** start SUPPLIED DATA **

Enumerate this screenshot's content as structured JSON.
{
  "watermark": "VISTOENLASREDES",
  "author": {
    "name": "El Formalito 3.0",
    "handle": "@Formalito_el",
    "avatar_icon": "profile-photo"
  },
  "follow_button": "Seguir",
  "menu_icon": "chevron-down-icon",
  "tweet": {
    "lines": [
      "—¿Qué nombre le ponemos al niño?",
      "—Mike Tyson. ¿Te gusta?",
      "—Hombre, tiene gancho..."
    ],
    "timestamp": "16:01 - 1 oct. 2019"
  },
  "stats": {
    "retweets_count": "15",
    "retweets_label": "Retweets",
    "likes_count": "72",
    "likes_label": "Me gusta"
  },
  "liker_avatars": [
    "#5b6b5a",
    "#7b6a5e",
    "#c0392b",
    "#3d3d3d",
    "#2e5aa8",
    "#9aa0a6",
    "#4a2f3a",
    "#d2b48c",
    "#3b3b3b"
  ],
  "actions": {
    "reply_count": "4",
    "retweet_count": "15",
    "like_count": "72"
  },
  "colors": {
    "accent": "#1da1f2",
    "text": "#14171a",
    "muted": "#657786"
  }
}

** end SUPPLIED DATA **

◆ TASK DESCRIPTION ◆
Write down all the entries again without a single difference.

◆ TASK RESULT ◆
Enumerate this screenshot's content as structured JSON.
{
  "watermark": "VISTOENLASREDES",
  "author": {
    "name": "El Formalito 3.0",
    "handle": "@Formalito_el",
    "avatar_icon": "profile-photo"
  },
  "follow_button": "Seguir",
  "menu_icon": "chevron-down-icon",
  "tweet": {
    "lines": [
      "—¿Qué nombre le ponemos al niño?",
      "—Mike Tyson. ¿Te gusta?",
      "—Hombre, tiene gancho..."
    ],
    "timestamp": "16:01 - 1 oct. 2019"
  },
  "stats": {
    "retweets_count": "15",
    "retweets_label": "Retweets",
    "likes_count": "72",
    "likes_label": "Me gusta"
  },
  "liker_avatars": [
    "#5b6b5a",
    "#7b6a5e",
    "#c0392b",
    "#3d3d3d",
    "#2e5aa8",
    "#9aa0a6",
    "#4a2f3a",
    "#d2b48c",
    "#3b3b3b"
  ],
  "actions": {
    "reply_count": "4",
    "retweet_count": "15",
    "like_count": "72"
  },
  "colors": {
    "accent": "#1da1f2",
    "text": "#14171a",
    "muted": "#657786"
  }
}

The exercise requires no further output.